══ DATA FOR PROCESSING ══
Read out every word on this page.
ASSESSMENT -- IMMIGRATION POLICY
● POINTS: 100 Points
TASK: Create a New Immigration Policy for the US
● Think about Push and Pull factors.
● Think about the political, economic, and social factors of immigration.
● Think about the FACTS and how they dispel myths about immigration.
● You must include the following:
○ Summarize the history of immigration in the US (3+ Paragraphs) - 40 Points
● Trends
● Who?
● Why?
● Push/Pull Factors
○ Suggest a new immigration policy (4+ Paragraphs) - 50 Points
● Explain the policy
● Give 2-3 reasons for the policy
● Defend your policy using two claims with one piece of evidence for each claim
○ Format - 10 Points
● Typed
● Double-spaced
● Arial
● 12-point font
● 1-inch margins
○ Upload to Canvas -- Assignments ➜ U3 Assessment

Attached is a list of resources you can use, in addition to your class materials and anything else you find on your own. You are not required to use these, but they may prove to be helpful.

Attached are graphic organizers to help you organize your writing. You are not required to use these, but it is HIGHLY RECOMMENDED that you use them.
═══
══ DATA FOR PROCESSING ══
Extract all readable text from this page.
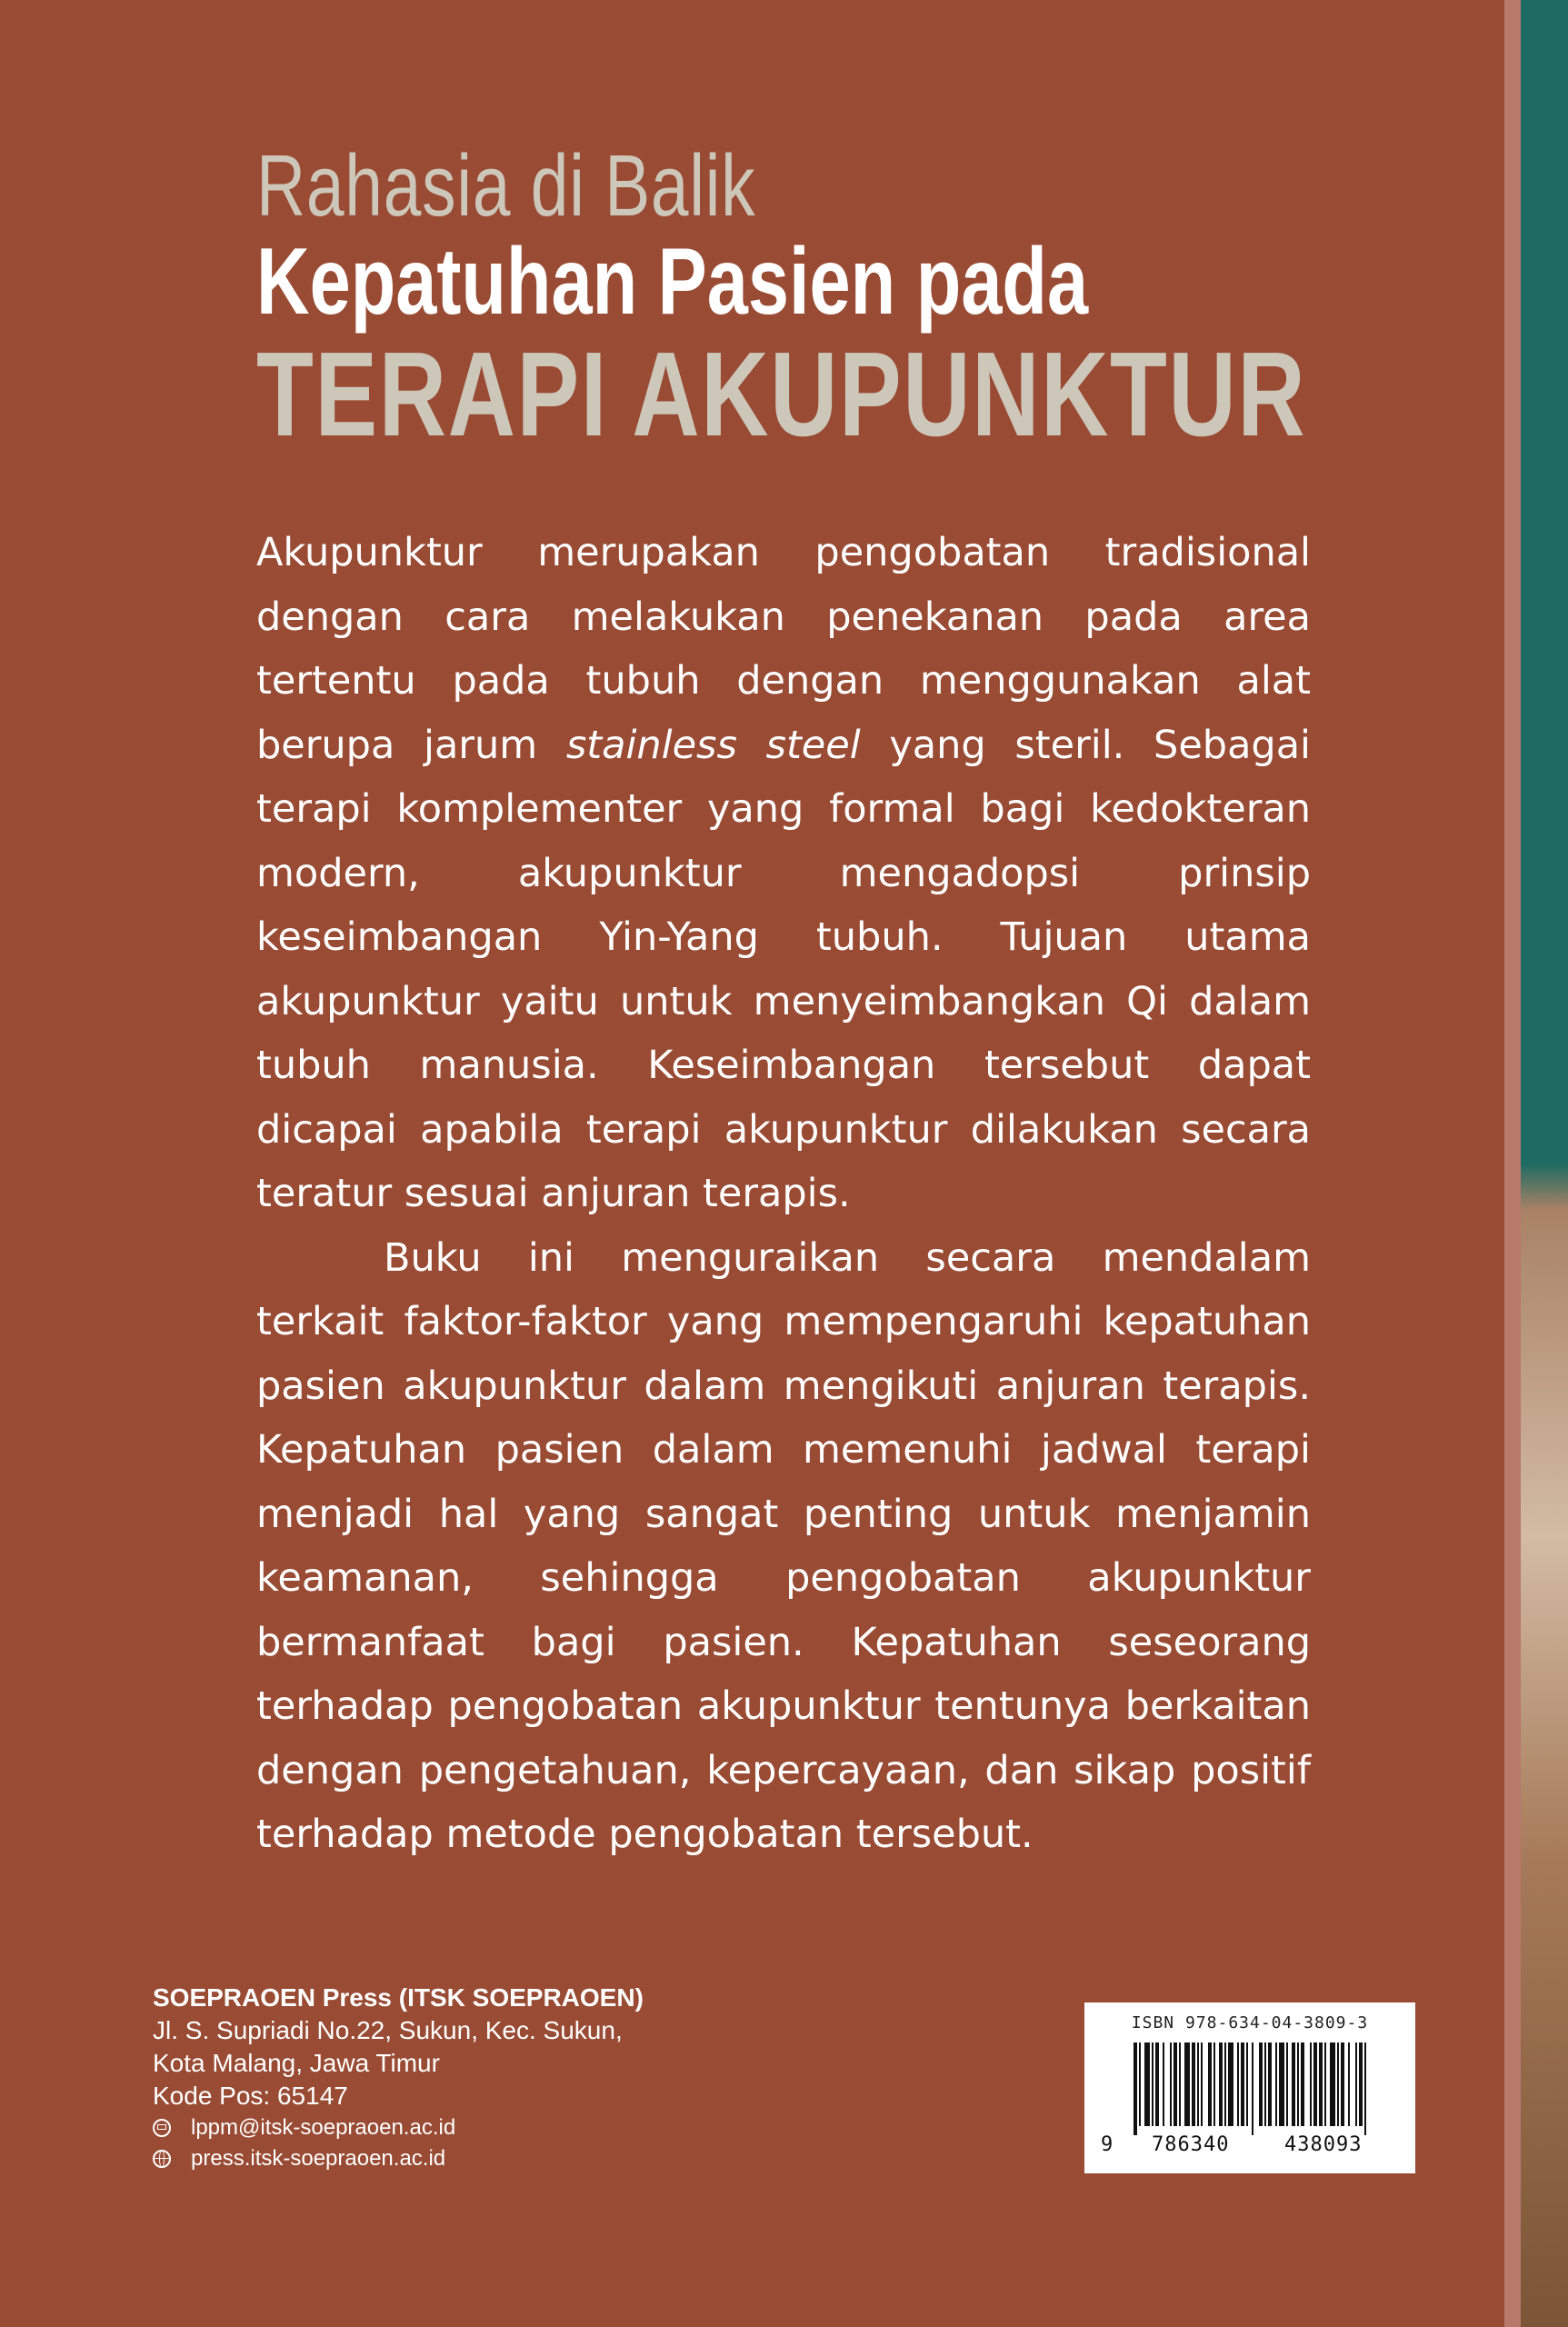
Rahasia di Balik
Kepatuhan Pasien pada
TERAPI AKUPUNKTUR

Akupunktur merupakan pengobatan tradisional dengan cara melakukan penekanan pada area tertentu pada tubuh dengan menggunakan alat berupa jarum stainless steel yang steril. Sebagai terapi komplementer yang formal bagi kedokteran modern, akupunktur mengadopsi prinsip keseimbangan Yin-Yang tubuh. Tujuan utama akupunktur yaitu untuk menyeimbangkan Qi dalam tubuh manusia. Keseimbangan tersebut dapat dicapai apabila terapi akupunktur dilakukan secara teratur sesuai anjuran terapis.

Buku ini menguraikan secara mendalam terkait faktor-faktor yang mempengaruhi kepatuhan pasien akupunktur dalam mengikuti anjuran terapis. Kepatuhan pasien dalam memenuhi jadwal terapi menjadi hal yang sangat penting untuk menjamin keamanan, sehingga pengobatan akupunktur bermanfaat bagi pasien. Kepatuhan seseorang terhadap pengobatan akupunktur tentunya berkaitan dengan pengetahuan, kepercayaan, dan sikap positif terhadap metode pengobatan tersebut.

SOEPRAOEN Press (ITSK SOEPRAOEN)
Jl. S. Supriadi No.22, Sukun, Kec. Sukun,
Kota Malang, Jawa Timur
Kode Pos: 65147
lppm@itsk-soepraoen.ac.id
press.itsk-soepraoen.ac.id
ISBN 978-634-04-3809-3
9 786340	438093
═══
REQUEST
Search the material above for "about". Pull out each line where it shows up.

THE SOLUTION
● Think about Push and Pull factors.
● Think about the political, economic, and social factors of immigration.
● Think about the FACTS and how they dispel myths about immigration.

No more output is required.